▶ **TASK DIRECTIONS**:
Retype the records word for word, starting at the very beginning and ending with the line that contains "x-axis-title: 项目进展 bbox=[24, 248, 64, 260]".

Start of PROVIDED RECORDS

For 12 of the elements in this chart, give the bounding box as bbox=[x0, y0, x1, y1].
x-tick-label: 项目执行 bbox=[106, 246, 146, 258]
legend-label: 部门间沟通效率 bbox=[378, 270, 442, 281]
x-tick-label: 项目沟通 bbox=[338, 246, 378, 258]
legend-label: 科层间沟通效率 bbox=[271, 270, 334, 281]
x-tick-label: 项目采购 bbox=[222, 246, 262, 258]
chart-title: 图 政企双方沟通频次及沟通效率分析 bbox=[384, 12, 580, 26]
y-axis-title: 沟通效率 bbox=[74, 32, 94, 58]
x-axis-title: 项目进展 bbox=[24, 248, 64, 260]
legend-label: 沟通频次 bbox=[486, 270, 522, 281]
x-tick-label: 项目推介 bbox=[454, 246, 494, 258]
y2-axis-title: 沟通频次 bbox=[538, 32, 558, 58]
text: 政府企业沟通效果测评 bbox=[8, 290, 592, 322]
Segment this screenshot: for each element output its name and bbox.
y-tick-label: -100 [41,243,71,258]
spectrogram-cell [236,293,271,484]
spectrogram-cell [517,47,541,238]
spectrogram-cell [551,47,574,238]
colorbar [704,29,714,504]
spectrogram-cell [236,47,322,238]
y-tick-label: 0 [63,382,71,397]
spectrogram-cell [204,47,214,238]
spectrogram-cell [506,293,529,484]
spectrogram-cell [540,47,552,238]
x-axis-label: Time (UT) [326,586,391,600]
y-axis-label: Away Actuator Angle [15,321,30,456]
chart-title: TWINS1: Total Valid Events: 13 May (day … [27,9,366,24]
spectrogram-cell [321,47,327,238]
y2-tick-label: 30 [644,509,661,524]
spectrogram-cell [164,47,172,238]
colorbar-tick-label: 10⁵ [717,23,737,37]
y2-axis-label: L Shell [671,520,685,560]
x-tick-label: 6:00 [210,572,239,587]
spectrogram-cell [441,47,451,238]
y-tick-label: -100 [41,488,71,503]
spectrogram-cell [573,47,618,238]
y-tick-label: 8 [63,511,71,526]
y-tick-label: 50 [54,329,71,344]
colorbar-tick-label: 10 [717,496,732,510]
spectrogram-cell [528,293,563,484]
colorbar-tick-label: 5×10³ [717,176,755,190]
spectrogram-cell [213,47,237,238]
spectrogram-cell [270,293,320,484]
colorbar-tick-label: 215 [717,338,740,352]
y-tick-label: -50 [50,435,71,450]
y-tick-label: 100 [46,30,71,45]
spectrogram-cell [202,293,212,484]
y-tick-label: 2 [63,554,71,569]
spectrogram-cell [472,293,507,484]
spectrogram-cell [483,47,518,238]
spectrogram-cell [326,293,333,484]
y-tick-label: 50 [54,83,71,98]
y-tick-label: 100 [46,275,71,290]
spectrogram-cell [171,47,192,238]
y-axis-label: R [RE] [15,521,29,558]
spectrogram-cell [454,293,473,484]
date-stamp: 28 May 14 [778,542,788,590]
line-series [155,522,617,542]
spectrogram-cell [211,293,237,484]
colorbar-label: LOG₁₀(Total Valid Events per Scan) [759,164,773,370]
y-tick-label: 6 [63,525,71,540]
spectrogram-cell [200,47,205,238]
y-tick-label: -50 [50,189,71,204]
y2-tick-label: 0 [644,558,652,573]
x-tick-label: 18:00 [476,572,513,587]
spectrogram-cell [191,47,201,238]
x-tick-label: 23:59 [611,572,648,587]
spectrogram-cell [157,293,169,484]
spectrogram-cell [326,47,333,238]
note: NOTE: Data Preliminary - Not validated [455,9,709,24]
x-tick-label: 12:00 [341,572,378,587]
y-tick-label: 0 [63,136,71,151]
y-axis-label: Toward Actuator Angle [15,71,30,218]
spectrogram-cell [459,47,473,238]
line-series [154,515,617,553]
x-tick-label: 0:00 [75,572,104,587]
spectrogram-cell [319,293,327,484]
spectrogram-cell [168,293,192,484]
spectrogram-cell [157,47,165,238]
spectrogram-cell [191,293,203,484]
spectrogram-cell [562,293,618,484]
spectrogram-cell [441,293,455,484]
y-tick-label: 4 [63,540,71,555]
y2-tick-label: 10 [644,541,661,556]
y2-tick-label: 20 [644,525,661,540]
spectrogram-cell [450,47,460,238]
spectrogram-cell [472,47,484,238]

End of PROVIDED RECORDS

▶ **COMPLETE ANSWER**:
For 12 of the elements in this chart, give the bounding box as bbox=[x0, y0, x1, y1].
x-tick-label: 项目执行 bbox=[106, 246, 146, 258]
legend-label: 部门间沟通效率 bbox=[378, 270, 442, 281]
x-tick-label: 项目沟通 bbox=[338, 246, 378, 258]
legend-label: 科层间沟通效率 bbox=[271, 270, 334, 281]
x-tick-label: 项目采购 bbox=[222, 246, 262, 258]
chart-title: 图 政企双方沟通频次及沟通效率分析 bbox=[384, 12, 580, 26]
y-axis-title: 沟通效率 bbox=[74, 32, 94, 58]
x-axis-title: 项目进展 bbox=[24, 248, 64, 260]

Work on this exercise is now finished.